— begin TASK DATA —

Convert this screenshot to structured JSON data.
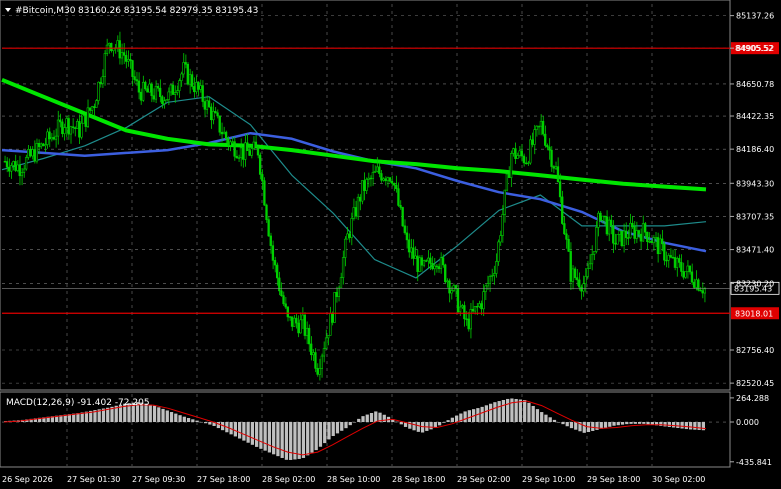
{
  "header": {
    "symbol": "#Bitcoin,M30",
    "ohlc": "83160.26 83195.54 82979.35 83195.43",
    "menu_arrow_icon": "triangle-down-icon"
  },
  "colors": {
    "background": "#000000",
    "grid": "#7a7a7a",
    "candle": "#00d000",
    "ma_slow": "#00e600",
    "ma_mid": "#3c5fe0",
    "ma_fast": "#1e8c8c",
    "level_line": "#e00000",
    "macd_hist": "#c0c0c0",
    "macd_signal": "#e00000",
    "text": "#ffffff",
    "current_price_box": "#000000"
  },
  "chart_data": [
    {
      "type": "candlestick",
      "symbol": "#Bitcoin",
      "timeframe": "M30",
      "y_ticks": [
        85137.26,
        84905.52,
        84650.78,
        84422.35,
        84186.4,
        83943.3,
        83707.35,
        83471.4,
        83230.2,
        82756.4,
        82520.45
      ],
      "ylim": [
        82500,
        85220
      ],
      "x_ticks": [
        "26 Sep 2026",
        "27 Sep 01:30",
        "27 Sep 09:30",
        "27 Sep 18:00",
        "28 Sep 02:00",
        "28 Sep 10:00",
        "28 Sep 18:00",
        "29 Sep 02:00",
        "29 Sep 10:00",
        "29 Sep 18:00",
        "30 Sep 02:00"
      ],
      "levels": [
        84905.52,
        83018.01
      ],
      "current_price": 83195.43,
      "close_path": [
        84100,
        84060,
        84160,
        84260,
        84380,
        84320,
        84520,
        84960,
        84860,
        84600,
        84580,
        84560,
        84750,
        84600,
        84420,
        84240,
        84160,
        84180,
        83400,
        82960,
        82940,
        82640,
        83020,
        83560,
        83900,
        84020,
        84000,
        83500,
        83320,
        83420,
        83200,
        82940,
        83100,
        83400,
        84160,
        84120,
        84360,
        84040,
        83300,
        83220,
        83740,
        83520,
        83600,
        83600,
        83480,
        83360,
        83300,
        83190
      ],
      "ma_slow": [
        84680,
        84560,
        84440,
        84320,
        84260,
        84220,
        84210,
        84180,
        84140,
        84100,
        84080,
        84050,
        84030,
        84000,
        83970,
        83940,
        83920,
        83900
      ],
      "ma_mid": [
        84180,
        84160,
        84140,
        84160,
        84180,
        84230,
        84300,
        84260,
        84170,
        84100,
        84050,
        83960,
        83880,
        83830,
        83740,
        83600,
        83520,
        83460
      ],
      "ma_fast": [
        84040,
        84120,
        84210,
        84340,
        84520,
        84560,
        84360,
        84000,
        83730,
        83400,
        83270,
        83500,
        83750,
        83860,
        83640,
        83640,
        83640,
        83670
      ]
    },
    {
      "type": "bar",
      "title": "MACD(12,26,9) -91.402 -72.205",
      "y_ticks": [
        264.288,
        0.0,
        -435.841
      ],
      "ylim": [
        -460,
        285
      ],
      "histogram": [
        10,
        20,
        40,
        60,
        80,
        100,
        130,
        160,
        200,
        220,
        180,
        120,
        60,
        10,
        -40,
        -120,
        -200,
        -280,
        -350,
        -420,
        -400,
        -300,
        -160,
        -60,
        60,
        120,
        40,
        -60,
        -120,
        -60,
        40,
        120,
        160,
        220,
        260,
        240,
        120,
        20,
        -60,
        -120,
        -80,
        -40,
        -20,
        -20,
        -40,
        -60,
        -80,
        -90
      ],
      "signal": [
        0,
        10,
        30,
        50,
        70,
        90,
        110,
        140,
        170,
        190,
        185,
        150,
        100,
        50,
        0,
        -60,
        -130,
        -200,
        -270,
        -330,
        -360,
        -330,
        -250,
        -160,
        -70,
        10,
        30,
        -10,
        -50,
        -60,
        -20,
        40,
        100,
        160,
        210,
        230,
        180,
        100,
        20,
        -50,
        -70,
        -60,
        -40,
        -30,
        -30,
        -40,
        -55,
        -72
      ]
    }
  ]
}
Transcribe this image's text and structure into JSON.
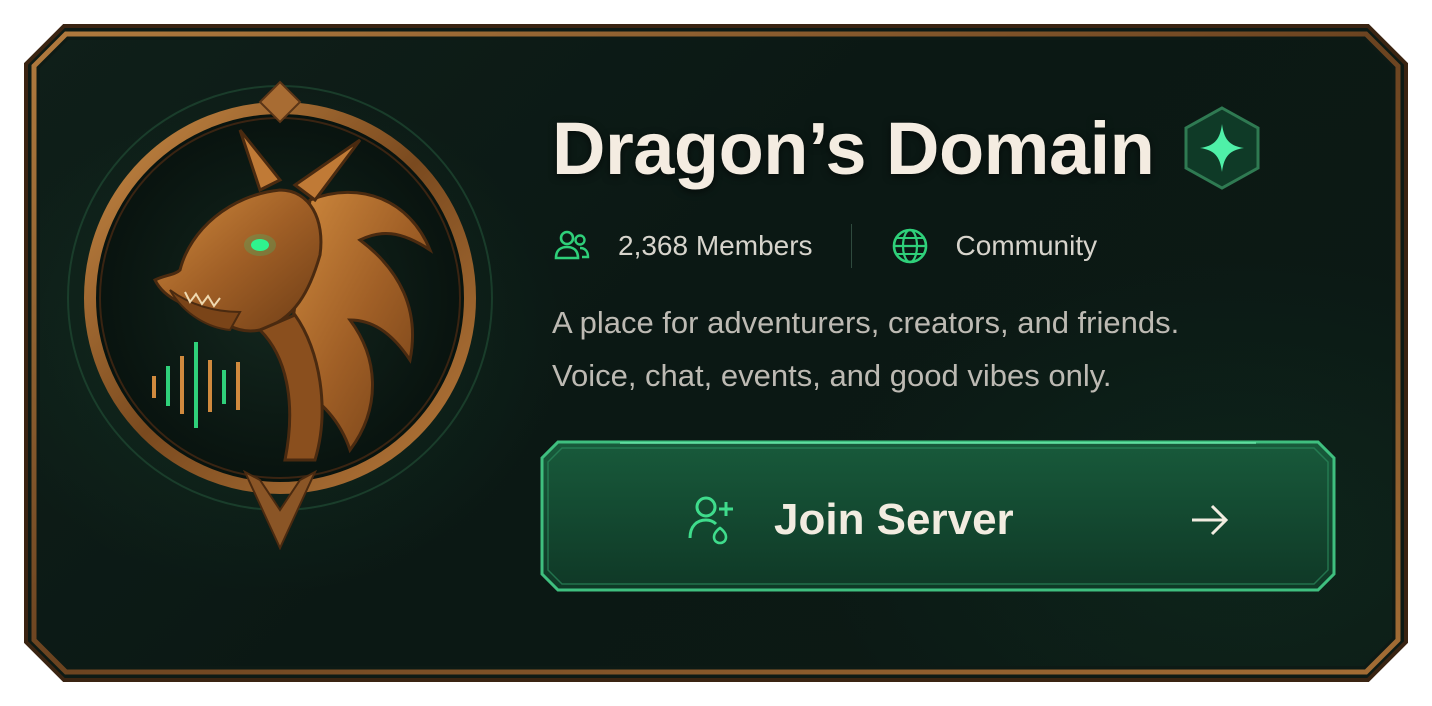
{
  "server": {
    "name": "Dragon’s Domain",
    "verified_icon": "sparkle-badge-icon",
    "members_label": "2,368 Members",
    "category_label": "Community",
    "description_line1": "A place for adventurers, creators, and friends.",
    "description_line2": "Voice, chat, events, and good vibes only."
  },
  "icons": {
    "members": "members-icon",
    "category": "globe-icon",
    "join": "add-user-icon",
    "arrow": "arrow-right-icon",
    "emblem": "dragon-emblem"
  },
  "join_button": {
    "label": "Join Server"
  },
  "colors": {
    "background": "#0c1a15",
    "frame_bronze": "#8a5a2b",
    "accent_green": "#2fd07a",
    "button_fill": "#13452f",
    "title_text": "#f4ece1"
  }
}
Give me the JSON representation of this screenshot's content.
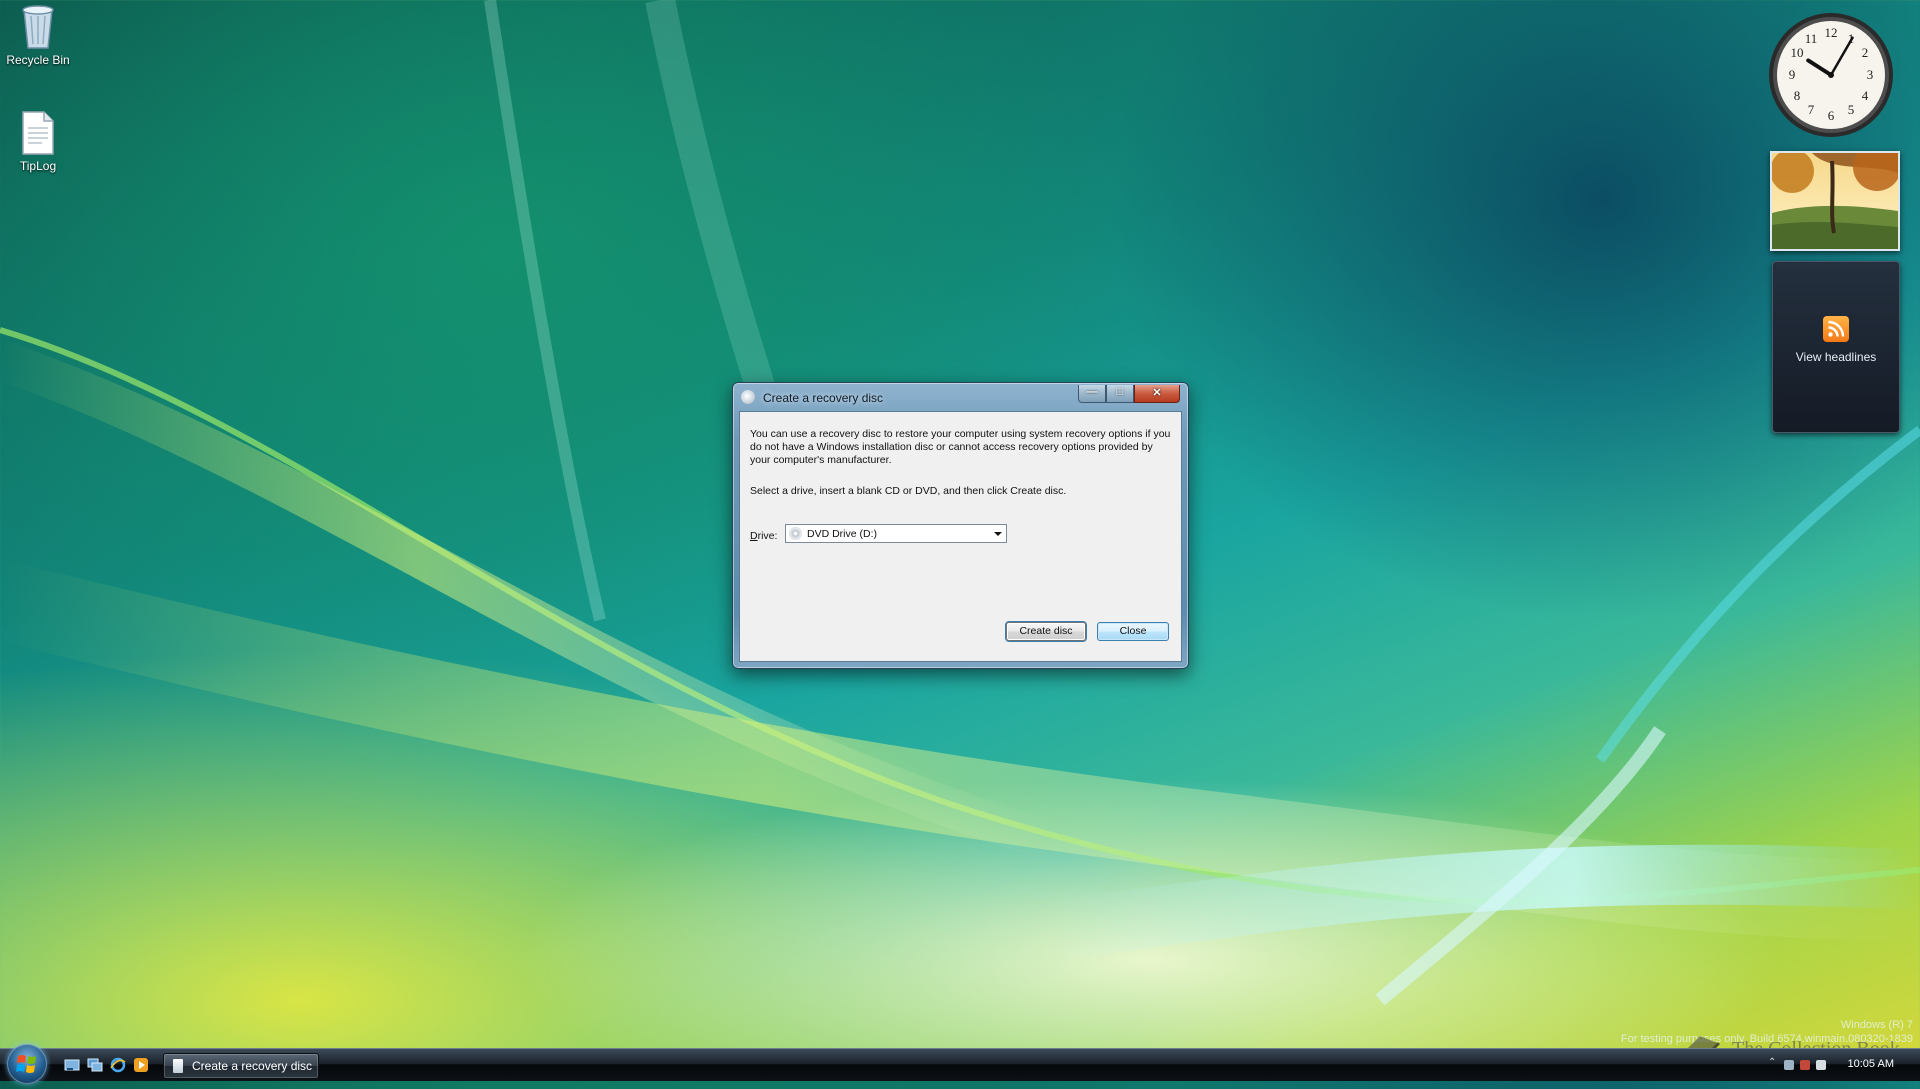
{
  "desktop": {
    "icons": [
      {
        "label": "Recycle Bin",
        "icon": "recycle-bin-icon"
      },
      {
        "label": "TipLog",
        "icon": "text-document-icon"
      }
    ]
  },
  "gadgets": {
    "clock": {
      "hour": 10,
      "minute": 5
    },
    "feed_label": "View headlines"
  },
  "dialog": {
    "title": "Create a recovery disc",
    "message": "You can use a recovery disc to restore your computer using system recovery options if you do not have a Windows installation disc or cannot access recovery options provided by your computer's manufacturer.",
    "instruction": "Select a drive, insert a blank CD or DVD, and then click Create disc.",
    "drive_label_key": "D",
    "drive_label_rest": "rive:",
    "drive_selected": "DVD Drive (D:)",
    "create_button": "Create disc",
    "close_button": "Close"
  },
  "taskbar": {
    "active_window": "Create a recovery disc",
    "time": "10:05 AM"
  },
  "watermark": {
    "line1": "Windows (R) 7",
    "line2": "For testing purposes only. Build 6574.winmain.080320-1839",
    "brand": "The Collection Book"
  },
  "colors": {
    "accent": "#3c7fb1",
    "close_red": "#c95b40",
    "rss_orange": "#f47a16"
  }
}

— end TASK DATA —

## WRITTEN TASK
Transcribe the listing in full. Omit the pictures and keep every line exact.

## EXERCISE SOLUTION
Convert this screenshot to structured JSON data.
{
  "header": {
    "symbol": "#Bitcoin,M30",
    "ohlc": "83160.26 83195.54 82979.35 83195.43",
    "menu_arrow_icon": "triangle-down-icon"
  },
  "colors": {
    "background": "#000000",
    "grid": "#7a7a7a",
    "candle": "#00d000",
    "ma_slow": "#00e600",
    "ma_mid": "#3c5fe0",
    "ma_fast": "#1e8c8c",
    "level_line": "#e00000",
    "macd_hist": "#c0c0c0",
    "macd_signal": "#e00000",
    "text": "#ffffff",
    "current_price_box": "#000000"
  },
  "chart_data": [
    {
      "type": "candlestick",
      "symbol": "#Bitcoin",
      "timeframe": "M30",
      "y_ticks": [
        85137.26,
        84905.52,
        84650.78,
        84422.35,
        84186.4,
        83943.3,
        83707.35,
        83471.4,
        83230.2,
        82756.4,
        82520.45
      ],
      "ylim": [
        82500,
        85220
      ],
      "x_ticks": [
        "26 Sep 2026",
        "27 Sep 01:30",
        "27 Sep 09:30",
        "27 Sep 18:00",
        "28 Sep 02:00",
        "28 Sep 10:00",
        "28 Sep 18:00",
        "29 Sep 02:00",
        "29 Sep 10:00",
        "29 Sep 18:00",
        "30 Sep 02:00"
      ],
      "levels": [
        84905.52,
        83018.01
      ],
      "current_price": 83195.43,
      "close_path": [
        84100,
        84060,
        84160,
        84260,
        84380,
        84320,
        84520,
        84960,
        84860,
        84600,
        84580,
        84560,
        84750,
        84600,
        84420,
        84240,
        84160,
        84180,
        83400,
        82960,
        82940,
        82640,
        83020,
        83560,
        83900,
        84020,
        84000,
        83500,
        83320,
        83420,
        83200,
        82940,
        83100,
        83400,
        84160,
        84120,
        84360,
        84040,
        83300,
        83220,
        83740,
        83520,
        83600,
        83600,
        83480,
        83360,
        83300,
        83190
      ],
      "ma_slow": [
        84680,
        84560,
        84440,
        84320,
        84260,
        84220,
        84210,
        84180,
        84140,
        84100,
        84080,
        84050,
        84030,
        84000,
        83970,
        83940,
        83920,
        83900
      ],
      "ma_mid": [
        84180,
        84160,
        84140,
        84160,
        84180,
        84230,
        84300,
        84260,
        84170,
        84100,
        84050,
        83960,
        83880,
        83830,
        83740,
        83600,
        83520,
        83460
      ],
      "ma_fast": [
        84040,
        84120,
        84210,
        84340,
        84520,
        84560,
        84360,
        84000,
        83730,
        83400,
        83270,
        83500,
        83750,
        83860,
        83640,
        83640,
        83640,
        83670
      ]
    },
    {
      "type": "bar",
      "title": "MACD(12,26,9) -91.402 -72.205",
      "y_ticks": [
        264.288,
        0.0,
        -435.841
      ],
      "ylim": [
        -460,
        285
      ],
      "histogram": [
        10,
        20,
        40,
        60,
        80,
        100,
        130,
        160,
        200,
        220,
        180,
        120,
        60,
        10,
        -40,
        -120,
        -200,
        -280,
        -350,
        -420,
        -400,
        -300,
        -160,
        -60,
        60,
        120,
        40,
        -60,
        -120,
        -60,
        40,
        120,
        160,
        220,
        260,
        240,
        120,
        20,
        -60,
        -120,
        -80,
        -40,
        -20,
        -20,
        -40,
        -60,
        -80,
        -90
      ],
      "signal": [
        0,
        10,
        30,
        50,
        70,
        90,
        110,
        140,
        170,
        190,
        185,
        150,
        100,
        50,
        0,
        -60,
        -130,
        -200,
        -270,
        -330,
        -360,
        -330,
        -250,
        -160,
        -70,
        10,
        30,
        -10,
        -50,
        -60,
        -20,
        40,
        100,
        160,
        210,
        230,
        180,
        100,
        20,
        -50,
        -70,
        -60,
        -40,
        -30,
        -30,
        -40,
        -55,
        -72
      ]
    }
  ]
}
Transcribe this image's text and structure into JSON.
{
  "server": {
    "name": "Dragon’s Domain",
    "verified_icon": "sparkle-badge-icon",
    "members_label": "2,368 Members",
    "category_label": "Community",
    "description_line1": "A place for adventurers, creators, and friends.",
    "description_line2": "Voice, chat, events, and good vibes only."
  },
  "icons": {
    "members": "members-icon",
    "category": "globe-icon",
    "join": "add-user-icon",
    "arrow": "arrow-right-icon",
    "emblem": "dragon-emblem"
  },
  "join_button": {
    "label": "Join Server"
  },
  "colors": {
    "background": "#0c1a15",
    "frame_bronze": "#8a5a2b",
    "accent_green": "#2fd07a",
    "button_fill": "#13452f",
    "title_text": "#f4ece1"
  }
}
Give me the JSON representation of this screenshot's content.
{
  "desktop": {
    "icons": [
      {
        "label": "Recycle Bin",
        "icon": "recycle-bin-icon"
      },
      {
        "label": "TipLog",
        "icon": "text-document-icon"
      }
    ]
  },
  "gadgets": {
    "clock": {
      "hour": 10,
      "minute": 5
    },
    "feed_label": "View headlines"
  },
  "dialog": {
    "title": "Create a recovery disc",
    "message": "You can use a recovery disc to restore your computer using system recovery options if you do not have a Windows installation disc or cannot access recovery options provided by your computer's manufacturer.",
    "instruction": "Select a drive, insert a blank CD or DVD, and then click Create disc.",
    "drive_label_key": "D",
    "drive_label_rest": "rive:",
    "drive_selected": "DVD Drive (D:)",
    "create_button": "Create disc",
    "close_button": "Close"
  },
  "taskbar": {
    "active_window": "Create a recovery disc",
    "time": "10:05 AM"
  },
  "watermark": {
    "line1": "Windows (R) 7",
    "line2": "For testing purposes only. Build 6574.winmain.080320-1839",
    "brand": "The Collection Book"
  },
  "colors": {
    "accent": "#3c7fb1",
    "close_red": "#c95b40",
    "rss_orange": "#f47a16"
  }
}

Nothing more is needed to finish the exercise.